### Problem requirements
List each line of the data that holds the string "visitors".

(Data items)
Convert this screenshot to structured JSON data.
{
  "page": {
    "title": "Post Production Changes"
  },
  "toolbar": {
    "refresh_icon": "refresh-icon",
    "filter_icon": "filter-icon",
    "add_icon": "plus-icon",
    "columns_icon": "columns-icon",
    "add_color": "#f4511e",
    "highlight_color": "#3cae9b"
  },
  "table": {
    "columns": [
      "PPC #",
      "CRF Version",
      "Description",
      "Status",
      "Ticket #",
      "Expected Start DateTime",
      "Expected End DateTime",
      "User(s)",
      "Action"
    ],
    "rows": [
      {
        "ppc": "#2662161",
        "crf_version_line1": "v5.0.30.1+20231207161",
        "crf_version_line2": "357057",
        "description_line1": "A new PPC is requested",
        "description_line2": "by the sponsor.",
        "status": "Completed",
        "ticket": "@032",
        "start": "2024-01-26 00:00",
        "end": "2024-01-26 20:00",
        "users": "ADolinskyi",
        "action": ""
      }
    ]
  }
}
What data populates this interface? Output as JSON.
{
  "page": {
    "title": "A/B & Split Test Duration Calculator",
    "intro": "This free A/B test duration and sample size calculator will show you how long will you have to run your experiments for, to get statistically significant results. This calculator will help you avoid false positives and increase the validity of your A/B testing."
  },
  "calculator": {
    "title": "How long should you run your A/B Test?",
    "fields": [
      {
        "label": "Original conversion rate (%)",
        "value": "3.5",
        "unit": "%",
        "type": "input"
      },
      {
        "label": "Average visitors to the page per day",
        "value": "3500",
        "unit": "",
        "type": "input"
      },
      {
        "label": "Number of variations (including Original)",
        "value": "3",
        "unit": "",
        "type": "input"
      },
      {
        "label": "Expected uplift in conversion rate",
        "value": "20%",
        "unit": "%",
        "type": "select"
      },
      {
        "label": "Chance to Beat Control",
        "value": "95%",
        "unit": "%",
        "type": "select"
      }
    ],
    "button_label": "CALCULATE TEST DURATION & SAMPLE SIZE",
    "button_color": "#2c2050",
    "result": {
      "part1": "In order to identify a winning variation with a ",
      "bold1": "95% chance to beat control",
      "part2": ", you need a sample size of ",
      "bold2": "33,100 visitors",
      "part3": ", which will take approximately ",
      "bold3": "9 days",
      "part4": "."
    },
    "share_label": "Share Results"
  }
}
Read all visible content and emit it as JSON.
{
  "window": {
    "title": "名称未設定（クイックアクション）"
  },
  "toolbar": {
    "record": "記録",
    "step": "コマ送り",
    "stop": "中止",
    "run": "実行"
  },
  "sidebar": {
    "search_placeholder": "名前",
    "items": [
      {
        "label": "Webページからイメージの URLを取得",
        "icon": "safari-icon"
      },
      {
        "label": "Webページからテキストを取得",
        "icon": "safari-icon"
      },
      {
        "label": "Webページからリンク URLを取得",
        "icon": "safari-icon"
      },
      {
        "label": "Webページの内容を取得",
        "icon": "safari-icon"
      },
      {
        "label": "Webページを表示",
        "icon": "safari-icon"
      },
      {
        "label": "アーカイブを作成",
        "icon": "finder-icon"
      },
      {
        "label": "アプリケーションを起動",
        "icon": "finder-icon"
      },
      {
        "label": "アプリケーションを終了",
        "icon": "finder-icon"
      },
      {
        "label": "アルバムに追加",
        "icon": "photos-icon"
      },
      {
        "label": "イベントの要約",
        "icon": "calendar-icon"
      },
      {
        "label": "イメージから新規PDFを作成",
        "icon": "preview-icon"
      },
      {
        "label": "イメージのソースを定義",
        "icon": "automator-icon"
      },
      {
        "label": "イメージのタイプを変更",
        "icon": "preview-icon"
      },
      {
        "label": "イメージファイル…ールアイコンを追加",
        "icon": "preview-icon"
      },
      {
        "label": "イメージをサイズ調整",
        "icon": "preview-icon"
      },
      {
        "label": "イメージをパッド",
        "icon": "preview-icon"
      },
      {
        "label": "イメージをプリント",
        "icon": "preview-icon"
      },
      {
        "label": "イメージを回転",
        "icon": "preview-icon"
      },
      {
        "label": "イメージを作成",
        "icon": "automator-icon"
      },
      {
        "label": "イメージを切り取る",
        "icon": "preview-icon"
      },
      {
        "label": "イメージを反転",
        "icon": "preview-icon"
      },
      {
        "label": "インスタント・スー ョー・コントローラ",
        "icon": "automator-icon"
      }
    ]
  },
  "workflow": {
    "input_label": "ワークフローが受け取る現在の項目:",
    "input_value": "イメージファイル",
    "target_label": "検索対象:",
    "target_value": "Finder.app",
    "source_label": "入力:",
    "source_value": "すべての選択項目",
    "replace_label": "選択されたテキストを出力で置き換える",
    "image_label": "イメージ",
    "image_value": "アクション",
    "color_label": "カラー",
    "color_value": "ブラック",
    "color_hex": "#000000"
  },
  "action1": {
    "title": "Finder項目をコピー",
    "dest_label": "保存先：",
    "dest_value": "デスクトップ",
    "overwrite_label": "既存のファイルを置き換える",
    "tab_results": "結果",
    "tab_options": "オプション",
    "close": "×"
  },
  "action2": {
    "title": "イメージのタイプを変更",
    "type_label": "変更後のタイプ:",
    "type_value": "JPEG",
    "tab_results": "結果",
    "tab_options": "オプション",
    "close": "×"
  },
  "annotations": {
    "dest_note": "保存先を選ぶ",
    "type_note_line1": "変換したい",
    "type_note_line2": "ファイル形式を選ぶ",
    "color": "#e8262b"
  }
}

### Solution to the exercise
        "label": "Average visitors to the page per day",
      "bold2": "33,100 visitors",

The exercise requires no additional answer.